>> start RECORD LIST

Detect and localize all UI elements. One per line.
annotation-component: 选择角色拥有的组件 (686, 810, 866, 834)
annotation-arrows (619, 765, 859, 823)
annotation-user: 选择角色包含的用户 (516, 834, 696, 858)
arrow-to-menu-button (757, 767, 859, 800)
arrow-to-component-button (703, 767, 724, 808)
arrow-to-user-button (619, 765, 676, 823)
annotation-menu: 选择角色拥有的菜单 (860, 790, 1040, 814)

>> end RECORD LIST

PROBLEM TO SOLVE:
Can you reproduce every line of the items above, character for character, with nothing altered, added, or left out?

WRITTEN SOLUTION:
Detect and localize all UI elements. One per line.
annotation-component: 选择角色拥有的组件 (686, 810, 866, 834)
annotation-arrows (619, 765, 859, 823)
annotation-user: 选择角色包含的用户 (516, 834, 696, 858)
arrow-to-menu-button (757, 767, 859, 800)
arrow-to-component-button (703, 767, 724, 808)
arrow-to-user-button (619, 765, 676, 823)
annotation-menu: 选择角色拥有的菜单 (860, 790, 1040, 814)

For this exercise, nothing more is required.